**WRITTEN TASK:**
Of all the lines in the records below, how many hold the word "this"? Give the number alone.

**DATA FOR THE TASK:**
-- -- --

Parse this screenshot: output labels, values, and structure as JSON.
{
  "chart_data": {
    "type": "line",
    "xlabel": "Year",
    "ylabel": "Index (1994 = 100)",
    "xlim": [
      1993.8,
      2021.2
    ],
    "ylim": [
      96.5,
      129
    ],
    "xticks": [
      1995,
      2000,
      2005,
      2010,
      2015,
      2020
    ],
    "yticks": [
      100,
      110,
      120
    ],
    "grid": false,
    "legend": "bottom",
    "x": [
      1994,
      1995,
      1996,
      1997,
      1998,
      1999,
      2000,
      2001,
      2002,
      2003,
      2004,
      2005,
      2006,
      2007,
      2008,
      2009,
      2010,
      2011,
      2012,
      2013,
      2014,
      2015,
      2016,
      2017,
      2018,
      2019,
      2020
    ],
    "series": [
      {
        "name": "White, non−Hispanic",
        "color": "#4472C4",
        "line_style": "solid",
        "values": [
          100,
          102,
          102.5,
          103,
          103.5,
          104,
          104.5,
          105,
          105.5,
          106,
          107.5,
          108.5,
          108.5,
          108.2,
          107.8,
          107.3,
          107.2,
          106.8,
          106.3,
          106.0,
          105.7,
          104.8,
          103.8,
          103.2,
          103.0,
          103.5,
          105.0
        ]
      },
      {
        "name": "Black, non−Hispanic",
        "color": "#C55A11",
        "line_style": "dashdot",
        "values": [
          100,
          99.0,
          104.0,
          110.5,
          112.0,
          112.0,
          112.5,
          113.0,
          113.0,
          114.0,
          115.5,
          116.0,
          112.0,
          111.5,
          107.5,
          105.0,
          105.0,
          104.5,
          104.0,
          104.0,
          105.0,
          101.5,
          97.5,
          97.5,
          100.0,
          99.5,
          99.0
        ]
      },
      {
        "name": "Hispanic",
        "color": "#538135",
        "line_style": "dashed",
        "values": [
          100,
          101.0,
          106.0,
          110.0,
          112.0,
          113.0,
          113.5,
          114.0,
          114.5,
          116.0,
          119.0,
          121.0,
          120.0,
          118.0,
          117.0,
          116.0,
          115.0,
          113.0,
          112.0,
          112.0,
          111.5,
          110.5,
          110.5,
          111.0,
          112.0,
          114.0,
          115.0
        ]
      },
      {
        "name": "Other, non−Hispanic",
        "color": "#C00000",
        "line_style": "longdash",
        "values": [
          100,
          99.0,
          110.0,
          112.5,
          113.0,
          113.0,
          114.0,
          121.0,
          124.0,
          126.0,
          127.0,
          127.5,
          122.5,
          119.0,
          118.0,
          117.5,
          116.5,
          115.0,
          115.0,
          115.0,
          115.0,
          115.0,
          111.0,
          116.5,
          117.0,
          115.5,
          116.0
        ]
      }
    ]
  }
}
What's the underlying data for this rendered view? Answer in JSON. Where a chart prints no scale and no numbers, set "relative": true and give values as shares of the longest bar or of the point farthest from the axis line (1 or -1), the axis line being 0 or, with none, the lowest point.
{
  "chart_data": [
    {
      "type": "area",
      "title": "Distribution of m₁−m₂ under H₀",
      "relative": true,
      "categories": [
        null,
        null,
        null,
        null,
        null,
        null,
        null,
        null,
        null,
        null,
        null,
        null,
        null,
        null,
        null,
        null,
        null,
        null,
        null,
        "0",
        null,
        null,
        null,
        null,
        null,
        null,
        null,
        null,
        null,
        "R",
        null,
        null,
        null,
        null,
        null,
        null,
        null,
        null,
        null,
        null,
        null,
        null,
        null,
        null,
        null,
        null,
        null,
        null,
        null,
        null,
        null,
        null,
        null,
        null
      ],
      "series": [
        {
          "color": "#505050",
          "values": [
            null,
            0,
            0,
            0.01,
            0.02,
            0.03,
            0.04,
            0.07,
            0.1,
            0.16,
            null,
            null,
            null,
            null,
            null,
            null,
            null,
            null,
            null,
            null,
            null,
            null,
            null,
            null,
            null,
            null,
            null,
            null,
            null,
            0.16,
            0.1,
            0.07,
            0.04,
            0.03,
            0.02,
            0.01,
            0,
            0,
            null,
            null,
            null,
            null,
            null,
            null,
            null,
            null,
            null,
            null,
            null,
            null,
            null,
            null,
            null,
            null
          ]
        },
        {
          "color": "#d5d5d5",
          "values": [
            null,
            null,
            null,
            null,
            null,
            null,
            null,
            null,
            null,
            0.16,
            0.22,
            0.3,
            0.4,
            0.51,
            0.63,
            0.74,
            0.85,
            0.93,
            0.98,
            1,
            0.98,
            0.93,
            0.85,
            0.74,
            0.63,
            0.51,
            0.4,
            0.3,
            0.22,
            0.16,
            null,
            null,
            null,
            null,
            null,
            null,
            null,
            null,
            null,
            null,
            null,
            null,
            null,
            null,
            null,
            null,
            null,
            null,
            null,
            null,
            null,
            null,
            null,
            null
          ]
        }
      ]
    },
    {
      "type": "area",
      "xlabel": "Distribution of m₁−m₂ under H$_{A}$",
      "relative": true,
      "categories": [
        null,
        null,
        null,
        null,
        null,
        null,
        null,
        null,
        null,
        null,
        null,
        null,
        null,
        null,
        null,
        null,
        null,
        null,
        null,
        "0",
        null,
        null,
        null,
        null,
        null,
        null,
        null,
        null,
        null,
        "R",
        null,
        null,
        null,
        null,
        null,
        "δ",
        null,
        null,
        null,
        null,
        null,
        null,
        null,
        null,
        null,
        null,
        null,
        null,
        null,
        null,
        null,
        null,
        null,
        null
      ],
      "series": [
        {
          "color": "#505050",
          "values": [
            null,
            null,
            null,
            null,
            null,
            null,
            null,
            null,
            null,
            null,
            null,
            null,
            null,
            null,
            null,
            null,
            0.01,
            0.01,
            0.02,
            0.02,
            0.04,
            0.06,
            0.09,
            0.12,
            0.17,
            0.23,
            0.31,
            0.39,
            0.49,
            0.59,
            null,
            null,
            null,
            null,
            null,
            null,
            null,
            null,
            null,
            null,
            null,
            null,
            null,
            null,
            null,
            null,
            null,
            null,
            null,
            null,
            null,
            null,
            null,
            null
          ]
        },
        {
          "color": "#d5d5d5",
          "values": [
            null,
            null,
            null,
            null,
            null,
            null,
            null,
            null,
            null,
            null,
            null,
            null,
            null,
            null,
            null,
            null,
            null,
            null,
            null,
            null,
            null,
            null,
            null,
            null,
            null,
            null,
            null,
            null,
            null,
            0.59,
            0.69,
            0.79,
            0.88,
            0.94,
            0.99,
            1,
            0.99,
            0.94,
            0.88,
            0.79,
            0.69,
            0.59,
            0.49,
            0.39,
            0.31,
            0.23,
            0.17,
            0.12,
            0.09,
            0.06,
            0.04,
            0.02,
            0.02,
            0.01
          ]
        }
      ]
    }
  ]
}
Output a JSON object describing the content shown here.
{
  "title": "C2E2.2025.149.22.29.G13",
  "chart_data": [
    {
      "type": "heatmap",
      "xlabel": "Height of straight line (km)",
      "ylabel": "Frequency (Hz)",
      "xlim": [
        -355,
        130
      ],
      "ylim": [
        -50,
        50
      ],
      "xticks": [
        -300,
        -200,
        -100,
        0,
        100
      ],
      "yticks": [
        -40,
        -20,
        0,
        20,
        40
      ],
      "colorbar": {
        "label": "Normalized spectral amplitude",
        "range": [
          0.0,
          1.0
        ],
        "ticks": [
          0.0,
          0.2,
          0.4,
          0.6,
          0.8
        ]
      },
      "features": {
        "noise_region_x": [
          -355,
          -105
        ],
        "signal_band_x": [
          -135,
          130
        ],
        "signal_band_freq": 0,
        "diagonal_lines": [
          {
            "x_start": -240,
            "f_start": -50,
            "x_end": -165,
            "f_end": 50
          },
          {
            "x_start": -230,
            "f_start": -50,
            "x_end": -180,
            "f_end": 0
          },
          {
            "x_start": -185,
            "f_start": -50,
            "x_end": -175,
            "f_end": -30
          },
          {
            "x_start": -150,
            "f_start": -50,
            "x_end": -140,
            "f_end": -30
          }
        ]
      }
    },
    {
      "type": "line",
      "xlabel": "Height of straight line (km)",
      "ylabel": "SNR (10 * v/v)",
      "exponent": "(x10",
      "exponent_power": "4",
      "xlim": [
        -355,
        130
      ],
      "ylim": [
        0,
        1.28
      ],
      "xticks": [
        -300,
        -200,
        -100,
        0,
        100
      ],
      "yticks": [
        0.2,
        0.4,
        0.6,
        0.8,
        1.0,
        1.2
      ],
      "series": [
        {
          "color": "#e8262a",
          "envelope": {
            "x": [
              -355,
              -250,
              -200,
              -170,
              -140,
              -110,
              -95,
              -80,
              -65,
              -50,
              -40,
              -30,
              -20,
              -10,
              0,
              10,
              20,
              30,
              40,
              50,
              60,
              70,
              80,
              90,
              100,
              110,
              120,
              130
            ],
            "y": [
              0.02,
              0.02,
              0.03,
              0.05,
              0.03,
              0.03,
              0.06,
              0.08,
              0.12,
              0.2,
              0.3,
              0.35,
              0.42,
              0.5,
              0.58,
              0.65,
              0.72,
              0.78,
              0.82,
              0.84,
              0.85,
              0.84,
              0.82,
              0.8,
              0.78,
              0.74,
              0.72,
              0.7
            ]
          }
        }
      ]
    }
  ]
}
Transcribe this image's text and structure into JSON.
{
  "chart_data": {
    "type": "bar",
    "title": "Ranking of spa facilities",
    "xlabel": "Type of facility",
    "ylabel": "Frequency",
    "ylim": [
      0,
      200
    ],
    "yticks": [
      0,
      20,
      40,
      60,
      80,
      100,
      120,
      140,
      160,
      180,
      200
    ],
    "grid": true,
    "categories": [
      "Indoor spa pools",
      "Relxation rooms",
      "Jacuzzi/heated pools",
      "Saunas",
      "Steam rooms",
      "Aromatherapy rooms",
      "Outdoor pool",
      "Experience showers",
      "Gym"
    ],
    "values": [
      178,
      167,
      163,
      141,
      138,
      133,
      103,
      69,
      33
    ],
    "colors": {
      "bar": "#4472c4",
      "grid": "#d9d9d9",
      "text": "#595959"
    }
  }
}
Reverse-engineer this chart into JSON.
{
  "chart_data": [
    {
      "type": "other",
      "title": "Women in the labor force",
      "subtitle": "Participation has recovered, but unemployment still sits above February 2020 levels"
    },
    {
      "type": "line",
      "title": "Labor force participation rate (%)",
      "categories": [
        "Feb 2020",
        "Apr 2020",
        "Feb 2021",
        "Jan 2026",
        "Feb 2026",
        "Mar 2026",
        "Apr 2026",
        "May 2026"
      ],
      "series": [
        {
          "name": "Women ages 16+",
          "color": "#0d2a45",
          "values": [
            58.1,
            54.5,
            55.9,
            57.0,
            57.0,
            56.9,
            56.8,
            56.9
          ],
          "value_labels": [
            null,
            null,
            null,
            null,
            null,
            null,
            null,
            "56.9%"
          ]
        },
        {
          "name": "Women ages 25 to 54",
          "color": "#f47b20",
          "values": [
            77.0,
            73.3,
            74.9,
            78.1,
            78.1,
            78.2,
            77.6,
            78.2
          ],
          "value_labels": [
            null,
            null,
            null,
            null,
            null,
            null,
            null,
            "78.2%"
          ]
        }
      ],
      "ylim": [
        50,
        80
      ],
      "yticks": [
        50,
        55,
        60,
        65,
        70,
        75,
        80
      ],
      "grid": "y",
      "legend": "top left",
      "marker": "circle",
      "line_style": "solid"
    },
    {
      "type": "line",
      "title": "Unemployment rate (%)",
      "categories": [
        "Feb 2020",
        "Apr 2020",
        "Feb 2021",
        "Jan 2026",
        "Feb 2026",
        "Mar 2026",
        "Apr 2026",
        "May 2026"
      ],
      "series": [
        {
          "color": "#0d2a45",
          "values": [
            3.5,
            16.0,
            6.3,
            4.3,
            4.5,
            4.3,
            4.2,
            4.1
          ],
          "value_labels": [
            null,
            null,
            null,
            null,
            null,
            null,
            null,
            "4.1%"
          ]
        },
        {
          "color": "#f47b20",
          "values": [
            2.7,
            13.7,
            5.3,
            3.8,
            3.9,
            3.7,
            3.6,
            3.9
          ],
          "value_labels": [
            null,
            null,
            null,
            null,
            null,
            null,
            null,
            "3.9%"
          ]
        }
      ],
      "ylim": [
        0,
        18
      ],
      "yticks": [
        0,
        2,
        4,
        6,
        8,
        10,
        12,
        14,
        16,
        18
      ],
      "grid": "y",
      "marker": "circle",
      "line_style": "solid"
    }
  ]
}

-- -- --

**FINISHED EXERCISE:**
4